◆ **Goal of the exercise**
Please change "hjemkommet" to "hjemvendt" in the records from the start through the line containing "q12-prefix: I hvilket", and give those lines again with nothing else altered.

◆ **Source data**
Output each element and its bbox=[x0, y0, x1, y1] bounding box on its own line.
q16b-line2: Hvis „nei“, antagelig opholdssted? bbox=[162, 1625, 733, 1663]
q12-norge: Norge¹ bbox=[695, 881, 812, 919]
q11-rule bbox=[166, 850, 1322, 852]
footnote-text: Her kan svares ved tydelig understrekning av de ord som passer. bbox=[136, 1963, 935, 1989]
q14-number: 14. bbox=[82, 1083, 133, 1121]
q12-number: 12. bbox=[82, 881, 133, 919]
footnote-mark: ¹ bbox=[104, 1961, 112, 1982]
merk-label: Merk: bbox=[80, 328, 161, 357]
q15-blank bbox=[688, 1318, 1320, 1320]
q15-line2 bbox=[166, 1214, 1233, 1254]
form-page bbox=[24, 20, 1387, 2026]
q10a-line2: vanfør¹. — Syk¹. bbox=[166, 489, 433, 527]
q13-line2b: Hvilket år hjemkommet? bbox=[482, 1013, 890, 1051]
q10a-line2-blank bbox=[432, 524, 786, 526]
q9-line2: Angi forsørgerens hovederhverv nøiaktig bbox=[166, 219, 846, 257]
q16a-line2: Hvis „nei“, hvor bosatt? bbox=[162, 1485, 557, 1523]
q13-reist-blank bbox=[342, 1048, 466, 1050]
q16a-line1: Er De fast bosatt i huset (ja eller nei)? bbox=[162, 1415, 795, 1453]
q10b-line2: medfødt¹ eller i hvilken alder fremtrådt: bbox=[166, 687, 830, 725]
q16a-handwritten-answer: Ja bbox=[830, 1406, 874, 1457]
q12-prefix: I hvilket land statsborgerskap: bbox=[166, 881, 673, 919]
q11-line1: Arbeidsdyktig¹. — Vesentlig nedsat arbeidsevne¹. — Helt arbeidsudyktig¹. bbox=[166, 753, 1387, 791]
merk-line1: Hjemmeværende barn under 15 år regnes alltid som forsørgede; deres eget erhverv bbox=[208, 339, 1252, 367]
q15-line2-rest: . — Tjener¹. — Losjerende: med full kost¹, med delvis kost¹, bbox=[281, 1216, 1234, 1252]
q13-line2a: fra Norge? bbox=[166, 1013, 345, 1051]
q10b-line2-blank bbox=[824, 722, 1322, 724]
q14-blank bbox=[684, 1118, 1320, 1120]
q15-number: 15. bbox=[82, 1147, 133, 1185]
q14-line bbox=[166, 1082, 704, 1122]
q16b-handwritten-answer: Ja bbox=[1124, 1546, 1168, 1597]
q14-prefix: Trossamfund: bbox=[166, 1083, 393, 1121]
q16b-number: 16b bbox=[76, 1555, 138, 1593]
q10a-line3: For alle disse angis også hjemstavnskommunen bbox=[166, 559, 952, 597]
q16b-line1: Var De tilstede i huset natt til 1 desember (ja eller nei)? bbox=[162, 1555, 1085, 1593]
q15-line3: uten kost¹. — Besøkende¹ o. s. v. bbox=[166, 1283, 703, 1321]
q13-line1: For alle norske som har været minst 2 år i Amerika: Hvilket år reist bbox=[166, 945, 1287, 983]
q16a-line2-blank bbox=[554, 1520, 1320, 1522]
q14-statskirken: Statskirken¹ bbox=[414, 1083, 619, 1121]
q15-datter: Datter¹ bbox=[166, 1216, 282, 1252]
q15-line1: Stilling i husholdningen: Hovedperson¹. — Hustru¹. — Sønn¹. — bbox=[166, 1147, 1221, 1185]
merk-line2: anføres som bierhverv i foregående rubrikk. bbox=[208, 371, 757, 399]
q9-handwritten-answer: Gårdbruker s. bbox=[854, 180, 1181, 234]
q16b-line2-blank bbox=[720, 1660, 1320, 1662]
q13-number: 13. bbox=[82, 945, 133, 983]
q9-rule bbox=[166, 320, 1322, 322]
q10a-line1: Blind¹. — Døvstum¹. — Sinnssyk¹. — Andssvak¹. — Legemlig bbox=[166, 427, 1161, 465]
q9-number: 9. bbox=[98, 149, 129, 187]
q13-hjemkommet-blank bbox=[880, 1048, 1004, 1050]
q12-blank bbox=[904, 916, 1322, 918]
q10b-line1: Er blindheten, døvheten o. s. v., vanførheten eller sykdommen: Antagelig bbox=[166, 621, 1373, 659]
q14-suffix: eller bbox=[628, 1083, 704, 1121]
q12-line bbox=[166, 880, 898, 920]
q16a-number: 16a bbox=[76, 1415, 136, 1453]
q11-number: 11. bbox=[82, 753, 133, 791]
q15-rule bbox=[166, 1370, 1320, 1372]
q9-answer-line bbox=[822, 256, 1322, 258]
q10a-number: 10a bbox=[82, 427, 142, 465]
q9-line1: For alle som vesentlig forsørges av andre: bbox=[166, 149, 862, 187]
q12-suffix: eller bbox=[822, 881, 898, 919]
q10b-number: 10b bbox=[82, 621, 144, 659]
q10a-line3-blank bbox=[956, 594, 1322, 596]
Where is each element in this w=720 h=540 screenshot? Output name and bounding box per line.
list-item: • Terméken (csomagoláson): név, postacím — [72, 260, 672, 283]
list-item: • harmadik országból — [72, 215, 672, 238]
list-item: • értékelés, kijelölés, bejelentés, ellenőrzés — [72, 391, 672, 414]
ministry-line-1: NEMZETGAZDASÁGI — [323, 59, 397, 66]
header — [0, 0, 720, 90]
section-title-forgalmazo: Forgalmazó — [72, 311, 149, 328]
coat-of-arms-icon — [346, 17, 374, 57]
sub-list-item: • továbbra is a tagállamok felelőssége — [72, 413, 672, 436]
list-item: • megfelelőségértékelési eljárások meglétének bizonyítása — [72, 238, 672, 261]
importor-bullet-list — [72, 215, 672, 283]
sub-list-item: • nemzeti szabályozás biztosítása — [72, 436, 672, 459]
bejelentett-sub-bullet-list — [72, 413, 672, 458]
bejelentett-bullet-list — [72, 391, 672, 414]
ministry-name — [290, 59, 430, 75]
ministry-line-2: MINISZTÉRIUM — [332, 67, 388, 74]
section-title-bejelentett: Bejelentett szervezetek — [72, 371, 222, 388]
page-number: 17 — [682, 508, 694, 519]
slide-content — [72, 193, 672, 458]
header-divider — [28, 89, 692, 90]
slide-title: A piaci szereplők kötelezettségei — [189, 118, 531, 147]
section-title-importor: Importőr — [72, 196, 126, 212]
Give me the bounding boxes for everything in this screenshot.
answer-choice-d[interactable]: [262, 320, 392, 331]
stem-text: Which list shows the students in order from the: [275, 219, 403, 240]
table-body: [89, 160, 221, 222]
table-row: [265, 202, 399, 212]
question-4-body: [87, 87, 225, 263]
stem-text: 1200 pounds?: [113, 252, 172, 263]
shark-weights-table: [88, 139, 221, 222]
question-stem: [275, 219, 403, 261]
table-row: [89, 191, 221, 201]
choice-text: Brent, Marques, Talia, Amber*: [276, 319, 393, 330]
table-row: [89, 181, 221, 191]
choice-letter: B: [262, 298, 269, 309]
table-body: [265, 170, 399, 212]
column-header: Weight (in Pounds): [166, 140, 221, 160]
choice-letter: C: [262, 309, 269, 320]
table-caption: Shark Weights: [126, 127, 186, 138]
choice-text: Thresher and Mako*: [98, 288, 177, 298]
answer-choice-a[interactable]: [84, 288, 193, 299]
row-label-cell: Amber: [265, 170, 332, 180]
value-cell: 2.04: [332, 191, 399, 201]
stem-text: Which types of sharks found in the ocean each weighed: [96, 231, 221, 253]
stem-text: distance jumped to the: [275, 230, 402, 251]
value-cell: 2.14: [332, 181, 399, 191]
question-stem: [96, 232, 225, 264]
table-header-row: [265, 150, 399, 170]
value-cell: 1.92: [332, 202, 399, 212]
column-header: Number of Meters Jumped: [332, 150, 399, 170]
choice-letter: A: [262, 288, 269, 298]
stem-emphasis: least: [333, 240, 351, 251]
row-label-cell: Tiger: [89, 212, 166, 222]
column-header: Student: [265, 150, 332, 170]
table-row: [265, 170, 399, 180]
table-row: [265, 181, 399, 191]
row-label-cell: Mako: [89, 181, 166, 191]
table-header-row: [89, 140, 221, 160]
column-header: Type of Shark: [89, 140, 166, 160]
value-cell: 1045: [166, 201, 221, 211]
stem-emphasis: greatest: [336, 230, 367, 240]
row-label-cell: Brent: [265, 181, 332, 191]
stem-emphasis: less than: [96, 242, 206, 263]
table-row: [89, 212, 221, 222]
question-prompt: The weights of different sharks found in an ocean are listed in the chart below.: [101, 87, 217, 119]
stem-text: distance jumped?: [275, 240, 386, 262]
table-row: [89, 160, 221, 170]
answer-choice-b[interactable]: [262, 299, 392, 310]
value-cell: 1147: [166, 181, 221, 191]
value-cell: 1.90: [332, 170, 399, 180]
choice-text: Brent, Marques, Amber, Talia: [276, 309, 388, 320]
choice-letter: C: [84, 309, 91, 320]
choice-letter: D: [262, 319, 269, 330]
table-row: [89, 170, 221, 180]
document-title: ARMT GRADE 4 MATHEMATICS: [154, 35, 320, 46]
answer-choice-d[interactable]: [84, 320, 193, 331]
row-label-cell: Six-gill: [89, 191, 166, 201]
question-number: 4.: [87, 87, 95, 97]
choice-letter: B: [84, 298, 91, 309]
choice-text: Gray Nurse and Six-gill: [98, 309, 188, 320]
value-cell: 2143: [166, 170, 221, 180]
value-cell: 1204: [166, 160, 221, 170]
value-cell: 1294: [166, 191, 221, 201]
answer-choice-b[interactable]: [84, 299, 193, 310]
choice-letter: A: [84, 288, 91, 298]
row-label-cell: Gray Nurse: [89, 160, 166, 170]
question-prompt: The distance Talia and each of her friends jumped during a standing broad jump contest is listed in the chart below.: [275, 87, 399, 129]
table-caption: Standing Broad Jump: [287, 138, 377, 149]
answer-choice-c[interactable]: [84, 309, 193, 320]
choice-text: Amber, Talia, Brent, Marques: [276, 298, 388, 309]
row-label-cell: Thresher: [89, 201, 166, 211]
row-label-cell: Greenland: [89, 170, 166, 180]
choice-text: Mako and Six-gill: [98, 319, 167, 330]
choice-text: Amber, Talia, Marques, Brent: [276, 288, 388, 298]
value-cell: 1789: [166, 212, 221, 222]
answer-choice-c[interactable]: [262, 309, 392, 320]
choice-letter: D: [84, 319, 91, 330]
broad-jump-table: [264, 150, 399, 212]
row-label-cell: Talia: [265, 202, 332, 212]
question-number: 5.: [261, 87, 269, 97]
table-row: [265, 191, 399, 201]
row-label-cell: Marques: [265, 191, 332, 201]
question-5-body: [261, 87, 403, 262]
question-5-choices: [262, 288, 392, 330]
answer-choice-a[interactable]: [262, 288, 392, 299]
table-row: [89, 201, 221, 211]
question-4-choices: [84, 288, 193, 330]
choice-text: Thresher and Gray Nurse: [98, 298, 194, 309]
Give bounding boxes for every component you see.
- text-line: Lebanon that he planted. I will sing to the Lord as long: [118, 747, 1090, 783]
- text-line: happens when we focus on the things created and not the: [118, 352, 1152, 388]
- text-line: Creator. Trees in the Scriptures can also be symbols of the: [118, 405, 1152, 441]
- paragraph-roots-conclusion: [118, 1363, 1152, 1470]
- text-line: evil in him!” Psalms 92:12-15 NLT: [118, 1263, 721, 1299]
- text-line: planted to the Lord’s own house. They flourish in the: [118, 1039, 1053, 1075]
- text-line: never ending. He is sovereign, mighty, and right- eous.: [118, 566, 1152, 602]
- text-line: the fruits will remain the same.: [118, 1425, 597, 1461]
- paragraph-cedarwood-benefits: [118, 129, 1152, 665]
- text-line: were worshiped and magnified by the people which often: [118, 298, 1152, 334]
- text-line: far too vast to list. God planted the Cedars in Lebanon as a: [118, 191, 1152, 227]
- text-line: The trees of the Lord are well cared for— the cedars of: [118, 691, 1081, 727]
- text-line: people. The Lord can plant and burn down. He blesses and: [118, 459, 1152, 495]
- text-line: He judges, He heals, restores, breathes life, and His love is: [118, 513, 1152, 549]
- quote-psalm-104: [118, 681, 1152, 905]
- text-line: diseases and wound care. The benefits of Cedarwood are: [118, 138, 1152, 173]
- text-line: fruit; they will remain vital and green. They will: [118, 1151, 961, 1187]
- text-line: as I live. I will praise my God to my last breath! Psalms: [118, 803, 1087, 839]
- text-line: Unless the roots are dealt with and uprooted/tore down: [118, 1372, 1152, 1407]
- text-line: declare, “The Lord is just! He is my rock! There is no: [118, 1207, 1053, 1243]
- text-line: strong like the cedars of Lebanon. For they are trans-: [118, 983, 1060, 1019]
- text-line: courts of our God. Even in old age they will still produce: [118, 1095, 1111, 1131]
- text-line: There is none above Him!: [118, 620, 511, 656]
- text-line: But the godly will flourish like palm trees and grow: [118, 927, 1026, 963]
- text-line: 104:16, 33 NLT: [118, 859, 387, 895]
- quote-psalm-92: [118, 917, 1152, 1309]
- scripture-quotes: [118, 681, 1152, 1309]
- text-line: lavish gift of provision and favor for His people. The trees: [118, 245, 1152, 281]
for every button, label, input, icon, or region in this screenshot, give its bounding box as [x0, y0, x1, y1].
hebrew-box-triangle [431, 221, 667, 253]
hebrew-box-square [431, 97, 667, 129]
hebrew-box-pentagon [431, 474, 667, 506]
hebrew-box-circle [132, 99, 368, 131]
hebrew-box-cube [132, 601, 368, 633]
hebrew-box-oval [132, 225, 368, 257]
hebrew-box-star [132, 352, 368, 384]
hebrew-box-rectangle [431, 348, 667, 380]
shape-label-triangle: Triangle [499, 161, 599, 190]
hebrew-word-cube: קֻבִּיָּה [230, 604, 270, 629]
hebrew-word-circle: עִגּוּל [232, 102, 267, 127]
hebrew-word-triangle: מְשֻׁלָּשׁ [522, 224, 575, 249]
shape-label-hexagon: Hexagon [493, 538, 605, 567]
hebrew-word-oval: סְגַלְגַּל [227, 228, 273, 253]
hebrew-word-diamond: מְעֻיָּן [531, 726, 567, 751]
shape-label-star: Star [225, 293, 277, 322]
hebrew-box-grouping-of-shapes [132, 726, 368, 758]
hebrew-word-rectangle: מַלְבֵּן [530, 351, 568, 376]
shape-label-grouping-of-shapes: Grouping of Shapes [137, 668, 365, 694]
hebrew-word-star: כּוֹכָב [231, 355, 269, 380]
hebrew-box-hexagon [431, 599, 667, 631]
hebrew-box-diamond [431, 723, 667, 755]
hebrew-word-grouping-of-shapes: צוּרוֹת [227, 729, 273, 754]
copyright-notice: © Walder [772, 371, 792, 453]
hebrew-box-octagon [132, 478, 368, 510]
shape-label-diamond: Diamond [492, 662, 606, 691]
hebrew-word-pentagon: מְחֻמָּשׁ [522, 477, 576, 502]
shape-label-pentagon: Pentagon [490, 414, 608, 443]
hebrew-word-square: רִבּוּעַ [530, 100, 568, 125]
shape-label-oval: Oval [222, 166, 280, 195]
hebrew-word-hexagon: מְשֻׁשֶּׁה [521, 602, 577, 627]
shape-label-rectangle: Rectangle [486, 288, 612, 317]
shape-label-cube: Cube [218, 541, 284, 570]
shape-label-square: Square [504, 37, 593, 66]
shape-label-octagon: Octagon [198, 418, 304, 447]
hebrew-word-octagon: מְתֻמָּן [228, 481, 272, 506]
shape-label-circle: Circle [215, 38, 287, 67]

◆ **Solution below**
Output each element and its bbox=[x0, y0, x1, y1] bounding box on its own line.
q16b-line2: Hvis „nei“, antagelig opholdssted? bbox=[162, 1625, 733, 1663]
q12-norge: Norge¹ bbox=[695, 881, 812, 919]
q11-rule bbox=[166, 850, 1322, 852]
footnote-text: Her kan svares ved tydelig understrekning av de ord som passer. bbox=[136, 1963, 935, 1989]
q14-number: 14. bbox=[82, 1083, 133, 1121]
q12-number: 12. bbox=[82, 881, 133, 919]
footnote-mark: ¹ bbox=[104, 1961, 112, 1982]
merk-label: Merk: bbox=[80, 328, 161, 357]
q15-blank bbox=[688, 1318, 1320, 1320]
q15-line2 bbox=[166, 1214, 1233, 1254]
form-page bbox=[24, 20, 1387, 2026]
q10a-line2: vanfør¹. — Syk¹. bbox=[166, 489, 433, 527]
q13-line2b: Hvilket år hjemvendt? bbox=[482, 1013, 890, 1051]
q10a-line2-blank bbox=[432, 524, 786, 526]
q9-line2: Angi forsørgerens hovederhverv nøiaktig bbox=[166, 219, 846, 257]
q16a-line2: Hvis „nei“, hvor bosatt? bbox=[162, 1485, 557, 1523]
q13-reist-blank bbox=[342, 1048, 466, 1050]
q16a-line1: Er De fast bosatt i huset (ja eller nei)? bbox=[162, 1415, 795, 1453]
q10b-line2: medfødt¹ eller i hvilken alder fremtrådt: bbox=[166, 687, 830, 725]
q16a-handwritten-answer: Ja bbox=[830, 1406, 874, 1457]
q12-prefix: I hvilket land statsborgerskap: bbox=[166, 881, 673, 919]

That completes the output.